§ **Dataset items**
============

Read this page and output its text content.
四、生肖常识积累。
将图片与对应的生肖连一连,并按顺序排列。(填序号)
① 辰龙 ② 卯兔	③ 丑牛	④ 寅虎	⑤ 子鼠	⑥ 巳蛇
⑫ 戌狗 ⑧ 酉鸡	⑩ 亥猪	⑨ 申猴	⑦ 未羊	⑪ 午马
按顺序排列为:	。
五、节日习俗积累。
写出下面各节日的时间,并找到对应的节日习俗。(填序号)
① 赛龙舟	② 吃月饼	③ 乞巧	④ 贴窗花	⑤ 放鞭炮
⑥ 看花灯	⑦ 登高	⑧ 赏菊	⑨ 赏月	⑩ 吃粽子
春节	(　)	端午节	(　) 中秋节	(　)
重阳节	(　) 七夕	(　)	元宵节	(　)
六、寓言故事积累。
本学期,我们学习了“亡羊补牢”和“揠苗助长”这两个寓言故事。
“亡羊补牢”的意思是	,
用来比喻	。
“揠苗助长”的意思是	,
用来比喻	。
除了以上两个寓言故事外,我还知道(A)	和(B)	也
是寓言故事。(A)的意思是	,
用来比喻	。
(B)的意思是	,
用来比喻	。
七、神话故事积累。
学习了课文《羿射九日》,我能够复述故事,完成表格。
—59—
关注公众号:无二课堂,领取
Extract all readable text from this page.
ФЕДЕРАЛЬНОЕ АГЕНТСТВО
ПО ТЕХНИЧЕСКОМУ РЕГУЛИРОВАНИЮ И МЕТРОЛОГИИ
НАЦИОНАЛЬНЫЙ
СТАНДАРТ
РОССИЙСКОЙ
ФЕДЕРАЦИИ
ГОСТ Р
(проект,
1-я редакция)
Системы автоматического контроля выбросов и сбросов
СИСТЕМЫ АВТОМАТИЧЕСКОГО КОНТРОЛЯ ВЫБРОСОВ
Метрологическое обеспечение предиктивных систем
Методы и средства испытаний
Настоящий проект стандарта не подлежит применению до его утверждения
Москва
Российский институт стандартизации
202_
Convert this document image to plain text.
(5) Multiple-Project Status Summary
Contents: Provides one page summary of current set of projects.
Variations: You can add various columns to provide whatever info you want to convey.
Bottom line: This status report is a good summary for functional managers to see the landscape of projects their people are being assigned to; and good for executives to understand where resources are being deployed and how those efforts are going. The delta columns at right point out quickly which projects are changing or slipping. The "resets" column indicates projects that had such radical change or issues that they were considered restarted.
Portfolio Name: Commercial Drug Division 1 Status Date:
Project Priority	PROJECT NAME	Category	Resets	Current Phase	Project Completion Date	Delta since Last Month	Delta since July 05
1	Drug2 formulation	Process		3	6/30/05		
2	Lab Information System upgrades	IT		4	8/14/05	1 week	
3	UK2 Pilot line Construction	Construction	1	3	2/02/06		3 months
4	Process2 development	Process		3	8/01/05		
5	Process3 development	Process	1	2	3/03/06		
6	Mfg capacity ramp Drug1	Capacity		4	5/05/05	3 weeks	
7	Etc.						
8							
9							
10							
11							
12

============

§ **BRIEF**
Nothing should be changed: write out all of the data as is.

§ **FINISHED ANSWER**
Read this page and output its text content.
四、生肖常识积累。
将图片与对应的生肖连一连,并按顺序排列。(填序号)
① 辰龙 ② 卯兔	③ 丑牛	④ 寅虎	⑤ 子鼠	⑥ 巳蛇
⑫ 戌狗 ⑧ 酉鸡	⑩ 亥猪	⑨ 申猴	⑦ 未羊	⑪ 午马
按顺序排列为:	。
五、节日习俗积累。
写出下面各节日的时间,并找到对应的节日习俗。(填序号)
① 赛龙舟	② 吃月饼	③ 乞巧	④ 贴窗花	⑤ 放鞭炮
⑥ 看花灯	⑦ 登高	⑧ 赏菊	⑨ 赏月	⑩ 吃粽子
春节	(　)	端午节	(　) 中秋节	(　)
重阳节	(　) 七夕	(　)	元宵节	(　)
六、寓言故事积累。
本学期,我们学习了“亡羊补牢”和“揠苗助长”这两个寓言故事。
“亡羊补牢”的意思是	,
用来比喻	。
“揠苗助长”的意思是	,
用来比喻	。
除了以上两个寓言故事外,我还知道(A)	和(B)	也
是寓言故事。(A)的意思是	,
用来比喻	。
(B)的意思是	,
用来比喻	。
七、神话故事积累。
学习了课文《羿射九日》,我能够复述故事,完成表格。
—59—
关注公众号:无二课堂,领取
Extract all readable text from this page.
ФЕДЕРАЛЬНОЕ АГЕНТСТВО
ПО ТЕХНИЧЕСКОМУ РЕГУЛИРОВАНИЮ И МЕТРОЛОГИИ
НАЦИОНАЛЬНЫЙ
СТАНДАРТ
РОССИЙСКОЙ
ФЕДЕРАЦИИ
ГОСТ Р
(проект,
1-я редакция)
Системы автоматического контроля выбросов и сбросов
СИСТЕМЫ АВТОМАТИЧЕСКОГО КОНТРОЛЯ ВЫБРОСОВ
Метрологическое обеспечение предиктивных систем
Методы и средства испытаний
Настоящий проект стандарта не подлежит применению до его утверждения
Москва
Российский институт стандартизации
202_
Convert this document image to plain text.
(5) Multiple-Project Status Summary
Contents: Provides one page summary of current set of projects.
Variations: You can add various columns to provide whatever info you want to convey.
Bottom line: This status report is a good summary for functional managers to see the landscape of projects their people are being assigned to; and good for executives to understand where resources are being deployed and how those efforts are going. The delta columns at right point out quickly which projects are changing or slipping. The "resets" column indicates projects that had such radical change or issues that they were considered restarted.
Portfolio Name: Commercial Drug Division 1 Status Date:
Project Priority	PROJECT NAME	Category	Resets	Current Phase	Project Completion Date	Delta since Last Month	Delta since July 05
1	Drug2 formulation	Process		3	6/30/05		
2	Lab Information System upgrades	IT		4	8/14/05	1 week	
3	UK2 Pilot line Construction	Construction	1	3	2/02/06		3 months
4	Process2 development	Process		3	8/01/05		
5	Process3 development	Process	1	2	3/03/06		
6	Mfg capacity ramp Drug1	Capacity		4	5/05/05	3 weeks	
7	Etc.						
8							
9							
10							
11							
12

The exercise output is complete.